Data records:
┌────────

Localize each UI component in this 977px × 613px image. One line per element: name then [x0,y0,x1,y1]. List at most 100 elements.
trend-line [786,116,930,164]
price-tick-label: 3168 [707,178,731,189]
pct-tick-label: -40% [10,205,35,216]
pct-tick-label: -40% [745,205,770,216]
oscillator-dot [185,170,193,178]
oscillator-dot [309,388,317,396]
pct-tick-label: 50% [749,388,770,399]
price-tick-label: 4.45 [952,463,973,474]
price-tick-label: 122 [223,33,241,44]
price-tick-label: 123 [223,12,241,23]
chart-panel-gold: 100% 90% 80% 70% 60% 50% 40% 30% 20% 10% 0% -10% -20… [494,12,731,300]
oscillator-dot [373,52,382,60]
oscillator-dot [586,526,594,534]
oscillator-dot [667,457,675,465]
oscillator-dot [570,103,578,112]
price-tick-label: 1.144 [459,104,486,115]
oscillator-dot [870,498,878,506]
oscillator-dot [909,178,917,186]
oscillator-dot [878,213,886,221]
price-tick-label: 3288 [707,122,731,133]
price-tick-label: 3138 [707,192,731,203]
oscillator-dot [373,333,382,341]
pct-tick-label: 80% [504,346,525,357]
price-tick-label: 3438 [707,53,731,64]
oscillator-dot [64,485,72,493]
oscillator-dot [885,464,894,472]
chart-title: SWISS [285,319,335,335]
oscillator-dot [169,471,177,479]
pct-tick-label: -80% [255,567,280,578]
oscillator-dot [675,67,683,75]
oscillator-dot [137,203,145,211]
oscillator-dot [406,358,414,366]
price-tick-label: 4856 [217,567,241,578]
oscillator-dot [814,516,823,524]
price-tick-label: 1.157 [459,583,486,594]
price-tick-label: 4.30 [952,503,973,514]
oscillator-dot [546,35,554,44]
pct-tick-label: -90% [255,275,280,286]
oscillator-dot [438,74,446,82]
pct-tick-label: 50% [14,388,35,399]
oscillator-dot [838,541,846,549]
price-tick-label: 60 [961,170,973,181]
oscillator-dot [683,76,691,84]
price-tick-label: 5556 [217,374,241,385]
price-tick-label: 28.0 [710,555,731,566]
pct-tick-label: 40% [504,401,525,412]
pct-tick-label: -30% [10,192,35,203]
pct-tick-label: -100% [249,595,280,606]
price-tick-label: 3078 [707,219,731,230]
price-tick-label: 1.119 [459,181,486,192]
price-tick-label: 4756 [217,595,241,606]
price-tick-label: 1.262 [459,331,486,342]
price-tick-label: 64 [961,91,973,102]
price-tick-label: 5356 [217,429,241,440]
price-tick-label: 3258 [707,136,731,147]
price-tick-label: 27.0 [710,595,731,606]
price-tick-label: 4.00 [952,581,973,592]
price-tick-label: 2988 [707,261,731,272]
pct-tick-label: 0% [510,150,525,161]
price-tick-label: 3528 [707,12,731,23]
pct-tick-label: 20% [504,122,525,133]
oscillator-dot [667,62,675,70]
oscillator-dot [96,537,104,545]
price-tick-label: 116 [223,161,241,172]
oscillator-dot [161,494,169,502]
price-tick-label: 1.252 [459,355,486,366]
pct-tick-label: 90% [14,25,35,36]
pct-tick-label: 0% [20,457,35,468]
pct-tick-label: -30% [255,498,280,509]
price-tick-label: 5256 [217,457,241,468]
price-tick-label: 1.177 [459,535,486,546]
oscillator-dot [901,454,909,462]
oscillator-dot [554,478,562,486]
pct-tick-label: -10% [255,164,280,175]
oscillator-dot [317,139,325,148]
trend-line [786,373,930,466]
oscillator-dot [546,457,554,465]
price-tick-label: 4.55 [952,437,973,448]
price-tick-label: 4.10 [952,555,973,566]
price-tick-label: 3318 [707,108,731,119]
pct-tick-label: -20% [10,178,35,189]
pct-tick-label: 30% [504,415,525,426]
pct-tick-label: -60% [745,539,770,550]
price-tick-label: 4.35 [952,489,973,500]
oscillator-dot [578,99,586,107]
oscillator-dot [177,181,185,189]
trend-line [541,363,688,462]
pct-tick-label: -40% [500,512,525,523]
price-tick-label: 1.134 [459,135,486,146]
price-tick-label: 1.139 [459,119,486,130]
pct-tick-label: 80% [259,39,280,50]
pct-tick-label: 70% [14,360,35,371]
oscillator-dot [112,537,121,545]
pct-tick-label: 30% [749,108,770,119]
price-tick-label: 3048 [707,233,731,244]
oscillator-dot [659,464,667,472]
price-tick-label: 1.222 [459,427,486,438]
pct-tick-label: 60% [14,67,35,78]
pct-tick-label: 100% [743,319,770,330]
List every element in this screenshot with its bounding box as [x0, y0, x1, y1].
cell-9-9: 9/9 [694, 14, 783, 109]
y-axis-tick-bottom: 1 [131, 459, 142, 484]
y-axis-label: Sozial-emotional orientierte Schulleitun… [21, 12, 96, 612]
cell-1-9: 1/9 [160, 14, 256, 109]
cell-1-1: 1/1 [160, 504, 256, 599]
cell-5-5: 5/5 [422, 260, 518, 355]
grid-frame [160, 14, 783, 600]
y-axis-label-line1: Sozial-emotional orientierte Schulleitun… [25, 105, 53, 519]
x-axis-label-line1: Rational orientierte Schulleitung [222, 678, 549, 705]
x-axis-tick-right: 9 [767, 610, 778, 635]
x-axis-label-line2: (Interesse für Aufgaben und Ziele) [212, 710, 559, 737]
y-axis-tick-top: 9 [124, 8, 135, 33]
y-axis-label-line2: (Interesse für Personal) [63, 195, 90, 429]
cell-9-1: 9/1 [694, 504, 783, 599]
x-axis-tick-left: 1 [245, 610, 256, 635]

└────────

Your task: Please write out every listing above word for word, line by line, in its original order.

Answer to the task:
Localize each UI component in this 977px × 613px image. One line per element: name then [x0,y0,x1,y1]. List at most 100 elements.
trend-line [786,116,930,164]
price-tick-label: 3168 [707,178,731,189]
pct-tick-label: -40% [10,205,35,216]
pct-tick-label: -40% [745,205,770,216]
oscillator-dot [185,170,193,178]
oscillator-dot [309,388,317,396]
pct-tick-label: 50% [749,388,770,399]
price-tick-label: 4.45 [952,463,973,474]
price-tick-label: 122 [223,33,241,44]
price-tick-label: 123 [223,12,241,23]
chart-panel-gold: 100% 90% 80% 70% 60% 50% 40% 30% 20% 10% 0% -10% -20… [494,12,731,300]
oscillator-dot [373,52,382,60]
oscillator-dot [586,526,594,534]
oscillator-dot [667,457,675,465]
oscillator-dot [570,103,578,112]
price-tick-label: 1.144 [459,104,486,115]
oscillator-dot [870,498,878,506]
oscillator-dot [909,178,917,186]
oscillator-dot [878,213,886,221]
price-tick-label: 3288 [707,122,731,133]
price-tick-label: 3138 [707,192,731,203]
oscillator-dot [373,333,382,341]
pct-tick-label: 80% [504,346,525,357]
price-tick-label: 3438 [707,53,731,64]
oscillator-dot [64,485,72,493]
oscillator-dot [885,464,894,472]
chart-title: SWISS [285,319,335,335]
oscillator-dot [169,471,177,479]
pct-tick-label: -80% [255,567,280,578]
oscillator-dot [675,67,683,75]
oscillator-dot [137,203,145,211]
oscillator-dot [406,358,414,366]
price-tick-label: 4856 [217,567,241,578]
oscillator-dot [814,516,823,524]
price-tick-label: 1.157 [459,583,486,594]
price-tick-label: 4.30 [952,503,973,514]
oscillator-dot [546,35,554,44]
pct-tick-label: -90% [255,275,280,286]
oscillator-dot [438,74,446,82]
pct-tick-label: 50% [14,388,35,399]
oscillator-dot [838,541,846,549]
price-tick-label: 60 [961,170,973,181]
oscillator-dot [683,76,691,84]
price-tick-label: 5556 [217,374,241,385]
price-tick-label: 28.0 [710,555,731,566]
pct-tick-label: 40% [504,401,525,412]
pct-tick-label: -30% [10,192,35,203]
pct-tick-label: -100% [249,595,280,606]
price-tick-label: 3078 [707,219,731,230]
price-tick-label: 1.119 [459,181,486,192]
price-tick-label: 4756 [217,595,241,606]
price-tick-label: 1.262 [459,331,486,342]
price-tick-label: 64 [961,91,973,102]
price-tick-label: 5356 [217,429,241,440]
price-tick-label: 3258 [707,136,731,147]
price-tick-label: 27.0 [710,595,731,606]
price-tick-label: 4.00 [952,581,973,592]
price-tick-label: 2988 [707,261,731,272]
pct-tick-label: 0% [510,150,525,161]
price-tick-label: 3528 [707,12,731,23]
pct-tick-label: 20% [504,122,525,133]
oscillator-dot [667,62,675,70]
oscillator-dot [96,537,104,545]
price-tick-label: 116 [223,161,241,172]
oscillator-dot [161,494,169,502]
price-tick-label: 1.252 [459,355,486,366]
pct-tick-label: 90% [14,25,35,36]
pct-tick-label: 0% [20,457,35,468]
pct-tick-label: -30% [255,498,280,509]
price-tick-label: 5256 [217,457,241,468]
price-tick-label: 1.177 [459,535,486,546]
oscillator-dot [901,454,909,462]
oscillator-dot [554,478,562,486]
pct-tick-label: -10% [255,164,280,175]
oscillator-dot [317,139,325,148]
trend-line [786,373,930,466]
oscillator-dot [546,457,554,465]
price-tick-label: 4.55 [952,437,973,448]
price-tick-label: 4.10 [952,555,973,566]
price-tick-label: 3318 [707,108,731,119]
pct-tick-label: -20% [10,178,35,189]
pct-tick-label: 30% [504,415,525,426]
pct-tick-label: -60% [745,539,770,550]
price-tick-label: 4.35 [952,489,973,500]
oscillator-dot [578,99,586,107]
oscillator-dot [177,181,185,189]
trend-line [541,363,688,462]
pct-tick-label: -40% [500,512,525,523]
price-tick-label: 1.134 [459,135,486,146]
price-tick-label: 1.139 [459,119,486,130]
pct-tick-label: 80% [259,39,280,50]
pct-tick-label: 70% [14,360,35,371]
oscillator-dot [112,537,121,545]
pct-tick-label: 30% [749,108,770,119]
price-tick-label: 3048 [707,233,731,244]
oscillator-dot [659,464,667,472]
price-tick-label: 1.222 [459,427,486,438]
pct-tick-label: 60% [14,67,35,78]
pct-tick-label: 100% [743,319,770,330]
List every element in this screenshot with its bounding box as [x0, y0, x1, y1].
cell-9-9: 9/9 [694, 14, 783, 109]
y-axis-tick-bottom: 1 [131, 459, 142, 484]
y-axis-label: Sozial-emotional orientierte Schulleitun… [21, 12, 96, 612]
cell-1-9: 1/9 [160, 14, 256, 109]
cell-1-1: 1/1 [160, 504, 256, 599]
cell-5-5: 5/5 [422, 260, 518, 355]
grid-frame [160, 14, 783, 600]
y-axis-label-line1: Sozial-emotional orientierte Schulleitun… [25, 105, 53, 519]
x-axis-label-line1: Rational orientierte Schulleitung [222, 678, 549, 705]
x-axis-tick-right: 9 [767, 610, 778, 635]
x-axis-label-line2: (Interesse für Aufgaben und Ziele) [212, 710, 559, 737]
y-axis-tick-top: 9 [124, 8, 135, 33]
y-axis-label-line2: (Interesse für Personal) [63, 195, 90, 429]
cell-9-1: 9/1 [694, 504, 783, 599]
x-axis-tick-left: 1 [245, 610, 256, 635]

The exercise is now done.